▶ Records

/---

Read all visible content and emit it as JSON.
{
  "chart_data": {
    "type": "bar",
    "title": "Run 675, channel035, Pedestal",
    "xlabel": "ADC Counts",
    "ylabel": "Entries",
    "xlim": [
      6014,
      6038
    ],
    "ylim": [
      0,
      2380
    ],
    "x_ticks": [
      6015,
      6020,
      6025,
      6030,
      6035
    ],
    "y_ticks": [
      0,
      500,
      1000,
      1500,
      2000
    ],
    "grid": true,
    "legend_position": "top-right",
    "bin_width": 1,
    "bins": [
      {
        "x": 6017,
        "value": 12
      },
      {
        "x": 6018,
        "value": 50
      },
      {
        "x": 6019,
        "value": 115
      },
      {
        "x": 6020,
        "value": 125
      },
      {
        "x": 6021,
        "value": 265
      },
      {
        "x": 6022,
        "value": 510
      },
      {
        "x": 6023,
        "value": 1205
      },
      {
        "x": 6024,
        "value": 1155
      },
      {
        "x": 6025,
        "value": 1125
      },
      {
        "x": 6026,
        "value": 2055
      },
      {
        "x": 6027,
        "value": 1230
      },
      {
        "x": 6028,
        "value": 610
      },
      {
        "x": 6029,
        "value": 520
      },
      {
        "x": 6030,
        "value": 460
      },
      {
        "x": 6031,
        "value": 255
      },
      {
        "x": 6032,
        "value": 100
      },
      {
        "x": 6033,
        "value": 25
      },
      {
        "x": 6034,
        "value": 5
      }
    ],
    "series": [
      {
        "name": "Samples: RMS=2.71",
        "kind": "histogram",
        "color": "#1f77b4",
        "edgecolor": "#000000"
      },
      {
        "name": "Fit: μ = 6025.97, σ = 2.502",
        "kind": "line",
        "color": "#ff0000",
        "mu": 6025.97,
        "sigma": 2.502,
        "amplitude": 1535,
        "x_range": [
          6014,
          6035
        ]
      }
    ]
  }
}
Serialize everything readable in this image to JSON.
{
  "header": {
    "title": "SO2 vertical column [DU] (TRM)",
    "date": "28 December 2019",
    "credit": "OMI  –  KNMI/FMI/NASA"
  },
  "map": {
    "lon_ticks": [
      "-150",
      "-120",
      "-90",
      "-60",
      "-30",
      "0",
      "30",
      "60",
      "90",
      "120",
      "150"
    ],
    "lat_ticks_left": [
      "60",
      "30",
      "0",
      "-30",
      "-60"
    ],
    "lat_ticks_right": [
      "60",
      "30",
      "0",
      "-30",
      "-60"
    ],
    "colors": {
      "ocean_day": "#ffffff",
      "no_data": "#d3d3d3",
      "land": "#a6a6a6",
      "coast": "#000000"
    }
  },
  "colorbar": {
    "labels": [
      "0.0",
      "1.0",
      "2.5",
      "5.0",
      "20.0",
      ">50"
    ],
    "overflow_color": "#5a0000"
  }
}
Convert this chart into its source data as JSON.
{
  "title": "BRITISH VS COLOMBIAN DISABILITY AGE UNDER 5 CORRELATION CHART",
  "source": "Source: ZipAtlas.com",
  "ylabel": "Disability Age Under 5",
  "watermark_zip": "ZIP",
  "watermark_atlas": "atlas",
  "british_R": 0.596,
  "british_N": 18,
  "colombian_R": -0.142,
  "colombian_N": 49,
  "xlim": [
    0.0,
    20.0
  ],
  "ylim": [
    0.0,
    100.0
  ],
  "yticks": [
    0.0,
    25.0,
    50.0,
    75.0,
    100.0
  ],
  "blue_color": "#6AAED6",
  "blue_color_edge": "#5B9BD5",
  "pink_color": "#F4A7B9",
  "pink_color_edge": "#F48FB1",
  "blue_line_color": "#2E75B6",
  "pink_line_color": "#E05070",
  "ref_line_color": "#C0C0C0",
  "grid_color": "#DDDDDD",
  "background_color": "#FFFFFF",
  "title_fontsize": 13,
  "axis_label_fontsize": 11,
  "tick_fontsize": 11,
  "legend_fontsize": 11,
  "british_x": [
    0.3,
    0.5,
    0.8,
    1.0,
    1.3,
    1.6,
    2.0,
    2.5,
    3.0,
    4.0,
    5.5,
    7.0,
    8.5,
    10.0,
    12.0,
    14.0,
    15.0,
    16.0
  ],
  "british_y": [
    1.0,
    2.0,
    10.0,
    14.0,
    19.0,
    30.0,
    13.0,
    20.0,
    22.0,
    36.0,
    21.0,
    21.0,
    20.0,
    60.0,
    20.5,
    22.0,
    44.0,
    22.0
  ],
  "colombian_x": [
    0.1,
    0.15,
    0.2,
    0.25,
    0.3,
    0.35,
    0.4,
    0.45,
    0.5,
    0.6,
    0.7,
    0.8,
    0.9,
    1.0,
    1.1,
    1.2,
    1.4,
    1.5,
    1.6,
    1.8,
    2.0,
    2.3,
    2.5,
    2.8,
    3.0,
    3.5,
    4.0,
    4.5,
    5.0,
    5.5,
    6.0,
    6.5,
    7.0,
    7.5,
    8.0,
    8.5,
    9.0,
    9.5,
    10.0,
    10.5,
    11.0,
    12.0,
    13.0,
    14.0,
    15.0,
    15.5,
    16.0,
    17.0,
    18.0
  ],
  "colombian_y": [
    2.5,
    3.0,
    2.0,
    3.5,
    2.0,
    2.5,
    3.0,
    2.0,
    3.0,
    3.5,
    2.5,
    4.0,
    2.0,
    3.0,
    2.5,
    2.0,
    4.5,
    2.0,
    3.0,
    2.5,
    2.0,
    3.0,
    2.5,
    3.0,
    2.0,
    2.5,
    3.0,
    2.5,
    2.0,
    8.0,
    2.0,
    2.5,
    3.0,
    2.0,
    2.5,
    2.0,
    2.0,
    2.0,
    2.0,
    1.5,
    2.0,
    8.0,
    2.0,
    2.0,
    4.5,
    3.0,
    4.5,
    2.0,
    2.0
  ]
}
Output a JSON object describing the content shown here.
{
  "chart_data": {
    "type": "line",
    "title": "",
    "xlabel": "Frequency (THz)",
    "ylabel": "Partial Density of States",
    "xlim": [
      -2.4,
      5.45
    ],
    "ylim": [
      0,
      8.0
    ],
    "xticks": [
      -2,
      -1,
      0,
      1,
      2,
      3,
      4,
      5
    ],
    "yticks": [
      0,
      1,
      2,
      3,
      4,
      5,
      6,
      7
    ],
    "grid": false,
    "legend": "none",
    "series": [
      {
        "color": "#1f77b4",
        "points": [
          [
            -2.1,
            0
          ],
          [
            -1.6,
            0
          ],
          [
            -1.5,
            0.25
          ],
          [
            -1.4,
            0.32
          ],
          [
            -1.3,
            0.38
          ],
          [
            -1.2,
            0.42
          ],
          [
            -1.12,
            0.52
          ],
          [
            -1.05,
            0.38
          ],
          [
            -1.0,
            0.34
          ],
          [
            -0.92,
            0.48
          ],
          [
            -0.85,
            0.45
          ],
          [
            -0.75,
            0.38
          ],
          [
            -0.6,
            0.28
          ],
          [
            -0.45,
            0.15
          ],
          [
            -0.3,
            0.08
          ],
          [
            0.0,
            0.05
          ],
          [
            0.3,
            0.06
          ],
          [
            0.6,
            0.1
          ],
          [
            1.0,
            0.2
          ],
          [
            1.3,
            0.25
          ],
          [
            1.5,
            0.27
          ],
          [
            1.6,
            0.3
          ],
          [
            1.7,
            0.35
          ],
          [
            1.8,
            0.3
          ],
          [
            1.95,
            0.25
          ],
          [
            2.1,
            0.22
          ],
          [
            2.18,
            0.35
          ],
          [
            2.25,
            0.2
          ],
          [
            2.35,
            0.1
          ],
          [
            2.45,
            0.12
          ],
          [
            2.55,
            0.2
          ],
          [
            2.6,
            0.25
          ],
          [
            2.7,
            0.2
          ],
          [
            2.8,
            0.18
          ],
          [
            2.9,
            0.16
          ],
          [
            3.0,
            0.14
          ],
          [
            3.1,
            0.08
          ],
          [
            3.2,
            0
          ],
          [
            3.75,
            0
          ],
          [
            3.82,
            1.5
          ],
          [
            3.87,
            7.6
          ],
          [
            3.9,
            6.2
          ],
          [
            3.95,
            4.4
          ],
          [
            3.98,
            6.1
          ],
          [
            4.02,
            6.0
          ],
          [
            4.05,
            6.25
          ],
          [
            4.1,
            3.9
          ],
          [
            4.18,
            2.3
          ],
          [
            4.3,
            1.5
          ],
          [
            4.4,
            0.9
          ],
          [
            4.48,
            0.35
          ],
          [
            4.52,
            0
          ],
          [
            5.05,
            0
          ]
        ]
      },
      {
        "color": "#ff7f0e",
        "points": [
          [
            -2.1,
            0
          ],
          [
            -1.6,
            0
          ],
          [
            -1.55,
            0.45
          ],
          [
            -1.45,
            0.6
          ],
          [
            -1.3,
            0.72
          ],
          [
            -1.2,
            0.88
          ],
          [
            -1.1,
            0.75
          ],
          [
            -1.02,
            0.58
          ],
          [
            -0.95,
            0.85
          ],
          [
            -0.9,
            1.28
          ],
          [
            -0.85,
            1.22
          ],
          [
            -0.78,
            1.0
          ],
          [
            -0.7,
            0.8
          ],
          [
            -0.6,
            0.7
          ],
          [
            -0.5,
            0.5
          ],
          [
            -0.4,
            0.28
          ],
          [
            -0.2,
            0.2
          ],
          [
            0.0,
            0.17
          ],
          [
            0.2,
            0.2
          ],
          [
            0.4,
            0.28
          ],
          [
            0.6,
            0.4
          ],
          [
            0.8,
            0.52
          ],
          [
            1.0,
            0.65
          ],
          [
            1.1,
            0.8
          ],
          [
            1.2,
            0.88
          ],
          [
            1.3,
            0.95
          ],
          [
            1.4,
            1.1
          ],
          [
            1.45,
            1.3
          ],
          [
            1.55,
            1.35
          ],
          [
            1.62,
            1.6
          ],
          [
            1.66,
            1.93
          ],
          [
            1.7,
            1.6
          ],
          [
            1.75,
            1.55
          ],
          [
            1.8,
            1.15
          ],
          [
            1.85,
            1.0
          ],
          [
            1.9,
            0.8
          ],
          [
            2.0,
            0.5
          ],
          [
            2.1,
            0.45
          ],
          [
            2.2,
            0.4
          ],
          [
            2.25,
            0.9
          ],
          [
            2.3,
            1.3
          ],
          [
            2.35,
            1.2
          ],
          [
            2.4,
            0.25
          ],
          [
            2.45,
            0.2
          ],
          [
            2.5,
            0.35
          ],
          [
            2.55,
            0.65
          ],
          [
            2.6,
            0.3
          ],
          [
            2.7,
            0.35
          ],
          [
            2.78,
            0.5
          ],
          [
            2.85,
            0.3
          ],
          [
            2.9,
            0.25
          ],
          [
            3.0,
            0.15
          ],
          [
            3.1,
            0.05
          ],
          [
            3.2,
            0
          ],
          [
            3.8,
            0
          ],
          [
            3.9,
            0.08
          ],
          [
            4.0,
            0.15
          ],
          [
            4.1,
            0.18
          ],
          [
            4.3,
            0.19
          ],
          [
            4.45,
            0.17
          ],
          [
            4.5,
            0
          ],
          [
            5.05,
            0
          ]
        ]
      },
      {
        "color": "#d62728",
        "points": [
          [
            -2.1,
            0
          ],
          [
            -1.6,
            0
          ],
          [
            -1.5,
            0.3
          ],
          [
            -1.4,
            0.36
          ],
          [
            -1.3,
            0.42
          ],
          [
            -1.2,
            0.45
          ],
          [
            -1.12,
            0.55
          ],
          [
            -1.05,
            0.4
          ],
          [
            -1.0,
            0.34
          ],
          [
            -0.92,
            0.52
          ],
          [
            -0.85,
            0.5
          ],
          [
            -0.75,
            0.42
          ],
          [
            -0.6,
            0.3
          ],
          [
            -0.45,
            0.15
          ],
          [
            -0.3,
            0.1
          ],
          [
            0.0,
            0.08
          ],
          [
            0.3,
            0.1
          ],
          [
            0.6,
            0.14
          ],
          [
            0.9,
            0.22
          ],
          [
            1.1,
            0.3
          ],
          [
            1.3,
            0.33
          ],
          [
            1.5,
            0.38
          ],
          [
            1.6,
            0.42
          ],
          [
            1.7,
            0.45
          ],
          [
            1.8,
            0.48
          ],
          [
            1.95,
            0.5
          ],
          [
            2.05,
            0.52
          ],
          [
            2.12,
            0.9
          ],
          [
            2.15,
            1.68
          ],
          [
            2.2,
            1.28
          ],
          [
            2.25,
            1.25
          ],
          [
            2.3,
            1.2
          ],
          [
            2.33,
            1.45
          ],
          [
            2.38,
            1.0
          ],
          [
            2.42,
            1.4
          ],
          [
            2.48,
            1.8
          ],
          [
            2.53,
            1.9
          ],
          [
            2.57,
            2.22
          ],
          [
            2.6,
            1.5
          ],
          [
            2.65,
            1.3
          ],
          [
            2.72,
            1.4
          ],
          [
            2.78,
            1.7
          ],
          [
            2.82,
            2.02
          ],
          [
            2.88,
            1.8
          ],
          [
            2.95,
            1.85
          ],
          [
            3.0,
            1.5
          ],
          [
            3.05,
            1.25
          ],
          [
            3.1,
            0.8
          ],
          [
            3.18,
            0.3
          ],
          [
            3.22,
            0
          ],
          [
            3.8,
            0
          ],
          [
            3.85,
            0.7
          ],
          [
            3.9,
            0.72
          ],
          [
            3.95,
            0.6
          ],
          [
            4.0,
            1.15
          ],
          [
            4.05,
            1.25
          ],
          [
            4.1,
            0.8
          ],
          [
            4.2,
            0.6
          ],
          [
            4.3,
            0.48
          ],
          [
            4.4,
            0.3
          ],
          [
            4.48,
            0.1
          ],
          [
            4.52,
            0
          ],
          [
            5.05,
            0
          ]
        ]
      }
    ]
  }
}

\---

Using the data above, copy each line that contains "ylabel".

▶ Exercise output
    "ylabel": "Entries",
  "ylabel": "Disability Age Under 5",
    "ylabel": "Partial Density of States",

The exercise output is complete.